Copy the records below line for line without changing anything, but leave the picture out.

Layout coordinate data:
####################
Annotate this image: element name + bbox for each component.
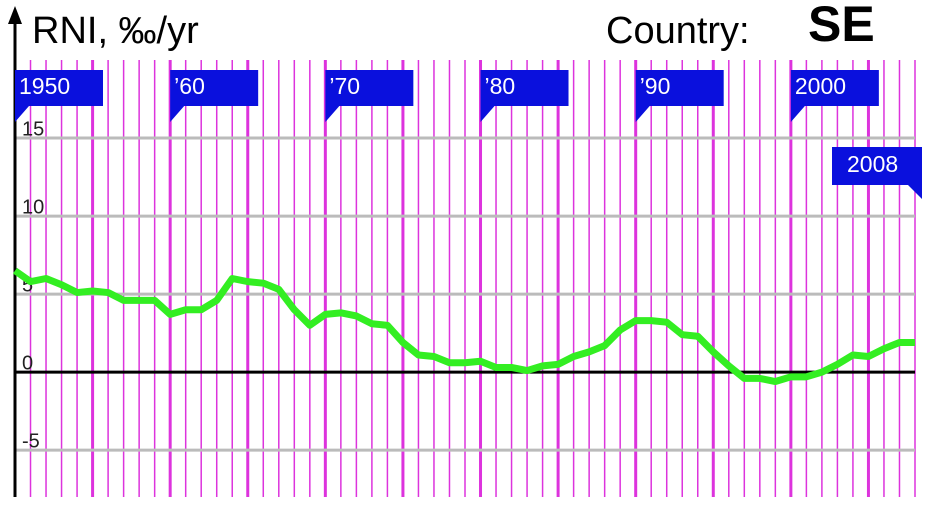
country-label: Country: [606,10,750,52]
data-line [12,267,915,386]
y-tick-label: 0 [22,352,33,374]
x-tick-flag [325,70,414,122]
x-tick-label: ’70 [329,73,360,99]
x-tick-label: ’60 [174,73,205,99]
y-tick-label: -5 [22,430,40,452]
x-tick-flag [170,70,259,122]
x-tick-flag [832,147,922,199]
y-tick-label: 5 [22,274,33,296]
x-tick-flag [635,70,724,122]
x-tick-label: ’80 [485,73,516,99]
x-tick-label: 2000 [795,73,846,99]
x-tick-flag [15,70,103,122]
x-tick-label: ’90 [640,73,671,99]
x-tick-flag [790,70,879,122]
y-tick-label: 15 [22,118,44,140]
x-tick-label: 1950 [19,73,70,99]
country-code: SE [808,0,875,52]
y-tick-label: 10 [22,196,44,218]
x-tick-label: 2008 [847,151,898,177]
x-tick-flag [480,70,569,122]
chart-title: RNI, ‰/yr [32,10,199,52]
y-axis-arrow [8,6,22,24]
####################
[Final result]
Annotate this image: element name + bbox for each component.
country-label: Country: [606,10,750,52]
data-line [12,267,915,386]
y-tick-label: 0 [22,352,33,374]
x-tick-flag [325,70,414,122]
x-tick-label: ’70 [329,73,360,99]
x-tick-label: ’60 [174,73,205,99]
y-tick-label: -5 [22,430,40,452]
x-tick-flag [170,70,259,122]
x-tick-flag [832,147,922,199]
y-tick-label: 5 [22,274,33,296]
x-tick-flag [635,70,724,122]
x-tick-label: ’80 [485,73,516,99]
x-tick-label: 2000 [795,73,846,99]
x-tick-flag [15,70,103,122]
x-tick-label: ’90 [640,73,671,99]
x-tick-flag [790,70,879,122]
y-tick-label: 15 [22,118,44,140]
x-tick-label: 1950 [19,73,70,99]
country-code: SE [808,0,875,52]
y-tick-label: 10 [22,196,44,218]
x-tick-label: 2008 [847,151,898,177]
x-tick-flag [480,70,569,122]
chart-title: RNI, ‰/yr [32,10,199,52]
y-axis-arrow [8,6,22,24]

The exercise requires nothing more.